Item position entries
--- start ---

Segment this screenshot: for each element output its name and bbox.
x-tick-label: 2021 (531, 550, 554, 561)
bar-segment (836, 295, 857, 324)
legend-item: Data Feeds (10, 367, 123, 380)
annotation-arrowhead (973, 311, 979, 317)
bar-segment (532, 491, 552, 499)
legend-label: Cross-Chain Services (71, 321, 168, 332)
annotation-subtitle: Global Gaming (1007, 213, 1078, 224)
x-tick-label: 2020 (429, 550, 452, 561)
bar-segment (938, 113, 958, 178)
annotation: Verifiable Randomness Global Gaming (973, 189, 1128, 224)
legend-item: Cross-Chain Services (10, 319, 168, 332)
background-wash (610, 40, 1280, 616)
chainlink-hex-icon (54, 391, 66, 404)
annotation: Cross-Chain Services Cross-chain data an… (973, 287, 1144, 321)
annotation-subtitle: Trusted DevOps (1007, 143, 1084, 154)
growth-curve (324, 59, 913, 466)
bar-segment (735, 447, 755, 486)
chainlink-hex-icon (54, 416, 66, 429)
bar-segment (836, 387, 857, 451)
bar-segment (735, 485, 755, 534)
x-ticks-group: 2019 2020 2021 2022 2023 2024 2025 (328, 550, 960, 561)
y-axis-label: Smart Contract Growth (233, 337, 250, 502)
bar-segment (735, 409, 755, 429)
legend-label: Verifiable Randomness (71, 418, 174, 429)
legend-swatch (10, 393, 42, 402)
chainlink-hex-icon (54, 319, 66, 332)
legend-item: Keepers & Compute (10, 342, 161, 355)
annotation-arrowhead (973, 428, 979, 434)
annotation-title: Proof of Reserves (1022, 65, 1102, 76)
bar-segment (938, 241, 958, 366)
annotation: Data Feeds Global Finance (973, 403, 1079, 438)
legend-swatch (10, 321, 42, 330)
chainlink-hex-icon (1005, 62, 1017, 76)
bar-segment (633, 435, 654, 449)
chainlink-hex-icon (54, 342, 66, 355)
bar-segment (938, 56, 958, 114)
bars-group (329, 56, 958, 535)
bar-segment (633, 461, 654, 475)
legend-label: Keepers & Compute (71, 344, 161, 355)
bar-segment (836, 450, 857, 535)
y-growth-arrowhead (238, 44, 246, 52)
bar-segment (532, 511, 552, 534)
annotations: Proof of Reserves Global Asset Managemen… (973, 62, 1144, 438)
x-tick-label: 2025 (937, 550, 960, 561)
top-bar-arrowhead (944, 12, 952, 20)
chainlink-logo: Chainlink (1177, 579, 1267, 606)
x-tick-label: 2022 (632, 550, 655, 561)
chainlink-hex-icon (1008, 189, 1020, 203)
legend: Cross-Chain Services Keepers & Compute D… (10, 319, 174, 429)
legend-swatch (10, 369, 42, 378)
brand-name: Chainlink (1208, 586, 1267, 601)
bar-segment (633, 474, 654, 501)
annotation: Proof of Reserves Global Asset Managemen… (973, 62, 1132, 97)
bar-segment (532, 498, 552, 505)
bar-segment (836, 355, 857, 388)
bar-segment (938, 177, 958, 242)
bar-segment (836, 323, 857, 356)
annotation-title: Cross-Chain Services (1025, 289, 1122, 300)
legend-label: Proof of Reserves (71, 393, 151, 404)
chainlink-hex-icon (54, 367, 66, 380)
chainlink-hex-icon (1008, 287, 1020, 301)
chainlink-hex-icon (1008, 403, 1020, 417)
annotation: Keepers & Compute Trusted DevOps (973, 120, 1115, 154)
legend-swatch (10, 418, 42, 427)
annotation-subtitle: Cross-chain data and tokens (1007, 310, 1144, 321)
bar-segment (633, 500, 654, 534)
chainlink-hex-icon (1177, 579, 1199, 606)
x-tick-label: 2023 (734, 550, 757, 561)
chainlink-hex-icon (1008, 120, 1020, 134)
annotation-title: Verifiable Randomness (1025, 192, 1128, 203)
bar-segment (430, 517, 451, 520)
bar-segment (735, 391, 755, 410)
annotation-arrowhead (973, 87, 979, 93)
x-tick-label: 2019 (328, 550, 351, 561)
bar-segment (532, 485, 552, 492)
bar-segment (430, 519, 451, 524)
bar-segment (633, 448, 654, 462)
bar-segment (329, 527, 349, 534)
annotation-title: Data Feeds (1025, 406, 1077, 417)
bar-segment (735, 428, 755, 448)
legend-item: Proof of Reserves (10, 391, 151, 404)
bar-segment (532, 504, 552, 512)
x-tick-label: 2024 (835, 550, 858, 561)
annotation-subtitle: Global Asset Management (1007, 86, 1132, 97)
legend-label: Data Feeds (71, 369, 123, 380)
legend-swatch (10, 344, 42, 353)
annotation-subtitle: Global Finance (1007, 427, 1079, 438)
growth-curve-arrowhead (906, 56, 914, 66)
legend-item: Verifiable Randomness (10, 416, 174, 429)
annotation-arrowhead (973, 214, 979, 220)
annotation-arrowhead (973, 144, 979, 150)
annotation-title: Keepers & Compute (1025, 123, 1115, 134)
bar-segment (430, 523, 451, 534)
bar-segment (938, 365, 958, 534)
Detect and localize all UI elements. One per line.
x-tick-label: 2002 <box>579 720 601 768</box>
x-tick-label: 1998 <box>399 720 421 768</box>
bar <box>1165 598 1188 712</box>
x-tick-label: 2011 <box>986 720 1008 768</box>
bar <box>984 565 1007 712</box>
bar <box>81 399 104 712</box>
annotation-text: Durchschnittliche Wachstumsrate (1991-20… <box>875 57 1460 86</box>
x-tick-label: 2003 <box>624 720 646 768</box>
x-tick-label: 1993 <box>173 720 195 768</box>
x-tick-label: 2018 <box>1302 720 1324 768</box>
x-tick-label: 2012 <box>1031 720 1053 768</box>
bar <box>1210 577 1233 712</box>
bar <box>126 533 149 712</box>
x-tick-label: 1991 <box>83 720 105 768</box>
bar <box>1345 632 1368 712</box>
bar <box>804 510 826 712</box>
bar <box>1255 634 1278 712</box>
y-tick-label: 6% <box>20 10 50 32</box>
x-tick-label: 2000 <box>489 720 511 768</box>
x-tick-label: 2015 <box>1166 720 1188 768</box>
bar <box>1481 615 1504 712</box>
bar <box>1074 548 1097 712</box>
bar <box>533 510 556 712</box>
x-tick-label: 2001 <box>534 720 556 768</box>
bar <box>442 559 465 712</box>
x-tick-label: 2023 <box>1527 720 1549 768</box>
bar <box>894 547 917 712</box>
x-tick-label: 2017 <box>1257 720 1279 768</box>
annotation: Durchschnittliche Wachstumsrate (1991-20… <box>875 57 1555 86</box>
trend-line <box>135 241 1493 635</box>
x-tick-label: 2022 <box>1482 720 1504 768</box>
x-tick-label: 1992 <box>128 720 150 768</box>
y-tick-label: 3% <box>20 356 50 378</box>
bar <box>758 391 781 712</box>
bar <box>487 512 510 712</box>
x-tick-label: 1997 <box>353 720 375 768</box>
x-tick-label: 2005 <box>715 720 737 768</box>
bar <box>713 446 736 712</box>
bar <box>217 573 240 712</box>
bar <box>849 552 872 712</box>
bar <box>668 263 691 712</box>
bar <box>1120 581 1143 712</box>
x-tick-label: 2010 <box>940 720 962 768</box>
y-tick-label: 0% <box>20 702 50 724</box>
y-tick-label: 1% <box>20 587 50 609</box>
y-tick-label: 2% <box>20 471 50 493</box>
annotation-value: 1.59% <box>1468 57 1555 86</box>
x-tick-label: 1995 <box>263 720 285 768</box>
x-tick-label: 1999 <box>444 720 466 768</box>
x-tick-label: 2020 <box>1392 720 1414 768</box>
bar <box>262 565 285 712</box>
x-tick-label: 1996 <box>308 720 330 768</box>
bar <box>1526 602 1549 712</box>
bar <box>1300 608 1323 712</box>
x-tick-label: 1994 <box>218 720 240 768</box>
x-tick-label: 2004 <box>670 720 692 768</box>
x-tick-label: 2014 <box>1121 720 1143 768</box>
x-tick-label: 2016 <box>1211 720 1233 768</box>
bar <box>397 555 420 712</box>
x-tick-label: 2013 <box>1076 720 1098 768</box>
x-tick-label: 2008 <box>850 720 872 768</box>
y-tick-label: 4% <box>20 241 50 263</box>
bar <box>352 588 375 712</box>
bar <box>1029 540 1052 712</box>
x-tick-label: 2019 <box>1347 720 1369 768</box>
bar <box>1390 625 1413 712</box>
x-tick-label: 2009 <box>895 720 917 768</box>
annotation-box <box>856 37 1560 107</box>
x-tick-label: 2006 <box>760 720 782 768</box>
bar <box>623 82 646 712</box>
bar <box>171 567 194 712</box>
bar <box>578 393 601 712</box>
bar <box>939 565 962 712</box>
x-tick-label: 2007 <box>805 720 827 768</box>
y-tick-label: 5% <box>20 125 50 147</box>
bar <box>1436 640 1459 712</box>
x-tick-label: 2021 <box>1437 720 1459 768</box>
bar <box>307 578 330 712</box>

--- end ---

# Work to do
Convert the rows above, from the start of the rows up to and including the line with "legend-label: Cross-Chain Services", into a Markdown table with the columns Num and Content, leaving out blank lines.

# Response for this exercise
| Num | Content |
|---|---|
| 1 | Segment this screenshot: for each element output its name and bbox. |
| 2 | x-tick-label: 2021 (531, 550, 554, 561) |
| 3 | bar-segment (836, 295, 857, 324) |
| 4 | legend-item: Data Feeds (10, 367, 123, 380) |
| 5 | annotation-arrowhead (973, 311, 979, 317) |
| 6 | bar-segment (532, 491, 552, 499) |
| 7 | legend-label: Cross-Chain Services (71, 321, 168, 332) |